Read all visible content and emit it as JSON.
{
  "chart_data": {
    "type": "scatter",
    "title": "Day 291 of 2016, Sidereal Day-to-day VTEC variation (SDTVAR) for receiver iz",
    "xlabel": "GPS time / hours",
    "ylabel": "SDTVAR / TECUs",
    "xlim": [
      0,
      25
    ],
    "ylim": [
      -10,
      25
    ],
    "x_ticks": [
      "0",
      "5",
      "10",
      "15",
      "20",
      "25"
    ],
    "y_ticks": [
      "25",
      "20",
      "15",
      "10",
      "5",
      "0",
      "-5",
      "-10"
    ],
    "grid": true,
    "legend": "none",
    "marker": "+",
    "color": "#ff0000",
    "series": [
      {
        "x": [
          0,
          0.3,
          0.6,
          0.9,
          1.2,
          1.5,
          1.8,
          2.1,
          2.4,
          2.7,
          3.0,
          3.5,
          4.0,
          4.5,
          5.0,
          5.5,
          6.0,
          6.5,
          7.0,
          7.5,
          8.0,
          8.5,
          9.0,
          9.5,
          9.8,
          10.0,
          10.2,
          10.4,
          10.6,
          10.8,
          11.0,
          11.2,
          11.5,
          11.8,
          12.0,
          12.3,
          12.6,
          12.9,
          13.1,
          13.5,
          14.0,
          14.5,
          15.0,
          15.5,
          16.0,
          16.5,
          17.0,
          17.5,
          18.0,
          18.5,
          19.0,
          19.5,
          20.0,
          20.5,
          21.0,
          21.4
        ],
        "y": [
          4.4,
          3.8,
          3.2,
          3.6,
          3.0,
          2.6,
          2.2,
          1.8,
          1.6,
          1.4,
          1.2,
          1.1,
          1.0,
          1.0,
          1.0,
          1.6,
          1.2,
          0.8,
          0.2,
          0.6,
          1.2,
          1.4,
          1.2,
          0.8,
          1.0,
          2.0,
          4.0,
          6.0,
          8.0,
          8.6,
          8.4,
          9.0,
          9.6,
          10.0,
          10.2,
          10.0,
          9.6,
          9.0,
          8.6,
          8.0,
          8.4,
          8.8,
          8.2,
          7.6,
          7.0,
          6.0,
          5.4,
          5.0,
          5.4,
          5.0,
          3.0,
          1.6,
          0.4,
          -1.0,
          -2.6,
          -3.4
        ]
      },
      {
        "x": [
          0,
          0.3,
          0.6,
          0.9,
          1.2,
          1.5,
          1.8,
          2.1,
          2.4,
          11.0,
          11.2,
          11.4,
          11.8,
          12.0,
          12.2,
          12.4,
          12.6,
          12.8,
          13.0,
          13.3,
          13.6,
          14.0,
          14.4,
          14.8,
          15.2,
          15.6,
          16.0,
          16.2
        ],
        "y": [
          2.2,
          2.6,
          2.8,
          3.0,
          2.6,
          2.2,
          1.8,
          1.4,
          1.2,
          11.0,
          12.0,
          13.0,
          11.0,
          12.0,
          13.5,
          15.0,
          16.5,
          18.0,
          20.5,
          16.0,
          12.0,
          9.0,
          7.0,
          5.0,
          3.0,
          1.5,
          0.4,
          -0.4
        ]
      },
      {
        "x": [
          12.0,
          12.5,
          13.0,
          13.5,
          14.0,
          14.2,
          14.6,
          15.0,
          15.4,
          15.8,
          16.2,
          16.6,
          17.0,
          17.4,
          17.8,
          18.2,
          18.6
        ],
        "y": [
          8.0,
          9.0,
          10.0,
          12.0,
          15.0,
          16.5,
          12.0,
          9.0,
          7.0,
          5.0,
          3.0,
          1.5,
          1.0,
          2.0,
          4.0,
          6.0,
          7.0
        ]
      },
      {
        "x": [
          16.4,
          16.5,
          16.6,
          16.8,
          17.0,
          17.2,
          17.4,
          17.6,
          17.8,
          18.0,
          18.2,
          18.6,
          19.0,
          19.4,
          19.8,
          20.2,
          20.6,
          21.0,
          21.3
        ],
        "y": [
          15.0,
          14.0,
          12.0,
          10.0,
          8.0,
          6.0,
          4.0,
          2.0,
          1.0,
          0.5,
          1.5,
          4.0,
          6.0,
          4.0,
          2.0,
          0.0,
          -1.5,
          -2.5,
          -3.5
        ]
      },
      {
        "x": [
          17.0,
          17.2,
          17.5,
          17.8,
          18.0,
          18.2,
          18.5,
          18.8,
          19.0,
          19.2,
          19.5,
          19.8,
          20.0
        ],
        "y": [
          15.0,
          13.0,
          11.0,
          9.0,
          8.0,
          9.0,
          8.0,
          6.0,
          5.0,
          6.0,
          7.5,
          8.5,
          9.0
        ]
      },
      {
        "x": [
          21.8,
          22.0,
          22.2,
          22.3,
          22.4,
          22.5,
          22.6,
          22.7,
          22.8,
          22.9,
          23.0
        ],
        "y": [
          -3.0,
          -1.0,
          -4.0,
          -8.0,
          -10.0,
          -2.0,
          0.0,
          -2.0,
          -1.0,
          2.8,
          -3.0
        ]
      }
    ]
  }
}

* * * *

* **Objective**
Search the data above for the string "SDTVAR" and return every line that has it.

* **Reply to the task**
    "title": "Day 291 of 2016, Sidereal Day-to-day VTEC variation (SDTVAR) for receiver iz",
    "ylabel": "SDTVAR / TECUs",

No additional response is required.